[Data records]
———

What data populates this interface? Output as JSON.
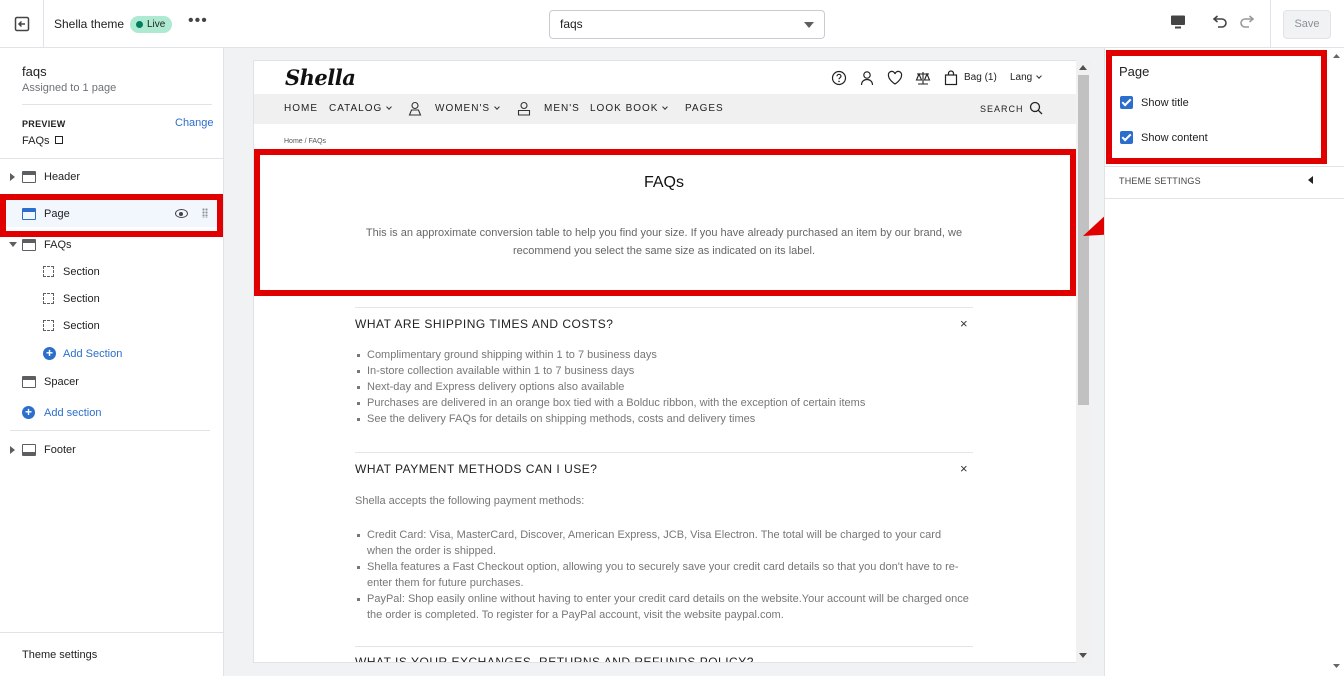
{
  "topbar": {
    "theme_name": "Shella theme",
    "status_badge": "Live",
    "more": "•••",
    "page_select_value": "faqs",
    "save_label": "Save"
  },
  "left": {
    "template_title": "faqs",
    "assigned": "Assigned to 1 page",
    "preview_label": "PREVIEW",
    "change_label": "Change",
    "preview_page": "FAQs",
    "tree": {
      "header": "Header",
      "page": "Page",
      "faqs": "FAQs",
      "section1": "Section",
      "section2": "Section",
      "section3": "Section",
      "add_section_inner": "Add Section",
      "spacer": "Spacer",
      "add_section": "Add section",
      "footer": "Footer"
    },
    "theme_settings": "Theme settings"
  },
  "preview": {
    "logo": "Shella",
    "bag": "Bag (1)",
    "lang": "Lang",
    "nav": {
      "home": "HOME",
      "catalog": "CATALOG",
      "womens": "WOMEN'S",
      "mens": "MEN'S",
      "lookbook": "LOOK BOOK",
      "pages": "PAGES",
      "search": "SEARCH"
    },
    "breadcrumb": "Home  /  FAQs",
    "page_title": "FAQs",
    "page_desc": "This is an approximate conversion table to help you find your size. If you have already purchased an item by our brand, we recommend you select the same size as indicated on its label.",
    "faq1": {
      "question": "WHAT ARE SHIPPING TIMES AND COSTS?",
      "close": "×",
      "items": [
        "Complimentary ground shipping within 1 to 7 business days",
        "In-store collection available within 1 to 7 business days",
        "Next-day and Express delivery options also available",
        "Purchases are delivered in an orange box tied with a Bolduc ribbon, with the exception of certain items",
        "See the delivery FAQs for details on shipping methods, costs and delivery times"
      ]
    },
    "faq2": {
      "question": "WHAT PAYMENT METHODS CAN I USE?",
      "close": "×",
      "intro": "Shella accepts the following payment methods:",
      "items": [
        "Credit Card: Visa, MasterCard, Discover, American Express, JCB, Visa Electron. The total will be charged to your card when the order is shipped.",
        "Shella features a Fast Checkout option, allowing you to securely save your credit card details so that you don't have to re-enter them for future purchases.",
        "PayPal: Shop easily online without having to enter your credit card details on the website.Your account will be charged once the order is completed. To register for a PayPal account, visit the website paypal.com."
      ]
    },
    "faq3": {
      "question": "WHAT IS YOUR EXCHANGES, RETURNS AND REFUNDS POLICY?"
    }
  },
  "right": {
    "title": "Page",
    "show_title": "Show title",
    "show_content": "Show content",
    "theme_settings": "THEME SETTINGS"
  },
  "colors": {
    "accent": "#2c6ecb",
    "highlight": "#e10000",
    "live_badge": "#aee9d1"
  }
}
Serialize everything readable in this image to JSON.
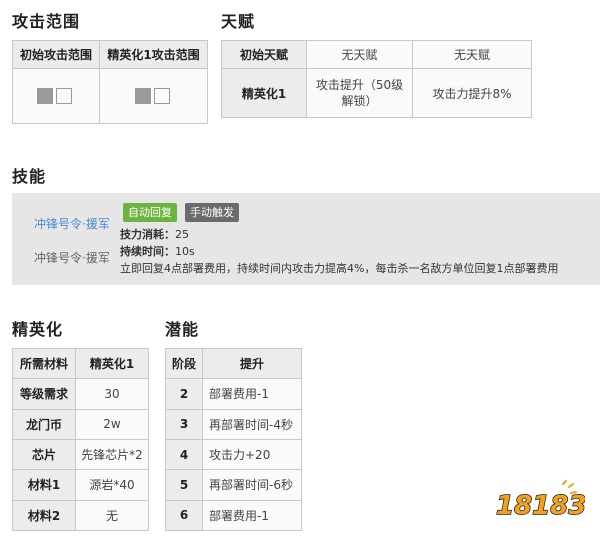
{
  "attack_range": {
    "title": "攻击范围",
    "headers": [
      "初始攻击范围",
      "精英化1攻击范围"
    ]
  },
  "talent": {
    "title": "天赋",
    "rows": [
      {
        "label": "初始天赋",
        "c1": "无天赋",
        "c2": "无天赋"
      },
      {
        "label": "精英化1",
        "c1": "攻击提升（50级解锁）",
        "c2": "攻击力提升8%"
      }
    ]
  },
  "skills": {
    "title": "技能",
    "name_highlight": "冲锋号令·援军",
    "name": "冲锋号令·援军",
    "tag_auto": "自动回复",
    "tag_manual": "手动触发",
    "sp_cost_label": "技力消耗：",
    "sp_cost_value": "25",
    "duration_label": "持续时间：",
    "duration_value": "10s",
    "description": "立即回复4点部署费用，持续时间内攻击力提高4%，每击杀一名敌方单位回复1点部署费用"
  },
  "elite": {
    "title": "精英化",
    "headers": [
      "所需材料",
      "精英化1"
    ],
    "rows": [
      {
        "label": "等级需求",
        "value": "30"
      },
      {
        "label": "龙门币",
        "value": "2w"
      },
      {
        "label": "芯片",
        "value": "先锋芯片*2"
      },
      {
        "label": "材料1",
        "value": "源岩*40"
      },
      {
        "label": "材料2",
        "value": "无"
      }
    ]
  },
  "potential": {
    "title": "潜能",
    "headers": [
      "阶段",
      "提升"
    ],
    "rows": [
      {
        "stage": "2",
        "effect": "部署费用-1"
      },
      {
        "stage": "3",
        "effect": "再部署时间-4秒"
      },
      {
        "stage": "4",
        "effect": "攻击力+20"
      },
      {
        "stage": "5",
        "effect": "再部署时间-6秒"
      },
      {
        "stage": "6",
        "effect": "部署费用-1"
      }
    ]
  },
  "watermark": {
    "text": "18183"
  },
  "colors": {
    "accent_blue": "#4a8ad8",
    "tag_green": "#6cb33f",
    "tag_gray": "#6b6b6b",
    "header_bg": "#ececec"
  }
}
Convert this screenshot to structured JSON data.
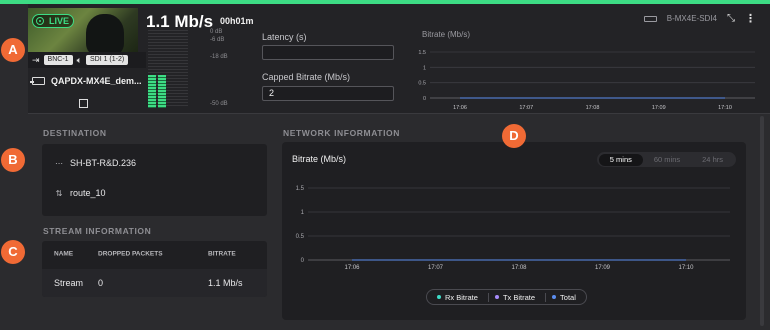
{
  "header": {
    "live_label": "LIVE",
    "bitrate": "1.1 Mb/s",
    "duration": "00h01m",
    "input_chip": "BNC-1",
    "audio_chip": "SDI 1 (1-2)",
    "device_name": "QAPDX-MX4E_dem...",
    "device_id": "B-MX4E-SDI4",
    "db_labels": [
      "0 dB",
      "-6 dB",
      "-18 dB",
      "-50 dB"
    ],
    "latency_label": "Latency (s)",
    "latency_value": "",
    "capped_label": "Capped Bitrate (Mb/s)",
    "capped_value": "2",
    "mini_chart_title": "Bitrate (Mb/s)"
  },
  "destination": {
    "title": "DESTINATION",
    "items": [
      "SH-BT-R&D.236",
      "route_10"
    ]
  },
  "stream": {
    "title": "STREAM INFORMATION",
    "columns": [
      "NAME",
      "DROPPED PACKETS",
      "BITRATE"
    ],
    "rows": [
      {
        "name": "Stream",
        "dropped": "0",
        "bitrate": "1.1 Mb/s"
      }
    ]
  },
  "network": {
    "title": "NETWORK INFORMATION",
    "chart_title": "Bitrate (Mb/s)",
    "ranges": [
      "5 mins",
      "60 mins",
      "24 hrs"
    ],
    "active_range": "5 mins",
    "legend": [
      {
        "label": "Rx Bitrate",
        "color": "#3ddcc8"
      },
      {
        "label": "Tx Bitrate",
        "color": "#a78bfa"
      },
      {
        "label": "Total",
        "color": "#5b8def"
      }
    ]
  },
  "markers": [
    "A",
    "B",
    "C",
    "D"
  ],
  "chart_data": [
    {
      "type": "line",
      "ylabel": "Bitrate (Mb/s)",
      "x": [
        "17:06",
        "17:07",
        "17:08",
        "17:09",
        "17:10"
      ],
      "y_ticks": [
        "1.5",
        "1",
        "0.5",
        "0"
      ],
      "ylim": [
        0,
        1.5
      ],
      "series": [
        {
          "values": [
            0,
            0,
            0,
            0,
            0
          ]
        }
      ]
    },
    {
      "type": "line",
      "title": "Bitrate (Mb/s)",
      "x": [
        "17:06",
        "17:07",
        "17:08",
        "17:09",
        "17:10"
      ],
      "y_ticks": [
        "1.5",
        "1",
        "0.5",
        "0"
      ],
      "ylim": [
        0,
        1.5
      ],
      "series": [
        {
          "name": "Rx Bitrate",
          "values": [
            0,
            0,
            0,
            0,
            0
          ]
        },
        {
          "name": "Tx Bitrate",
          "values": [
            0,
            0,
            0,
            0,
            0
          ]
        },
        {
          "name": "Total",
          "values": [
            0,
            0,
            0,
            0,
            0
          ]
        }
      ]
    }
  ],
  "meter_levels": [
    0.42,
    0.42
  ]
}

———

> [GIVEN PROBLEM]: Provide only the number of lines in the records containing the string "Show".

> [THE RESPONSE]: 2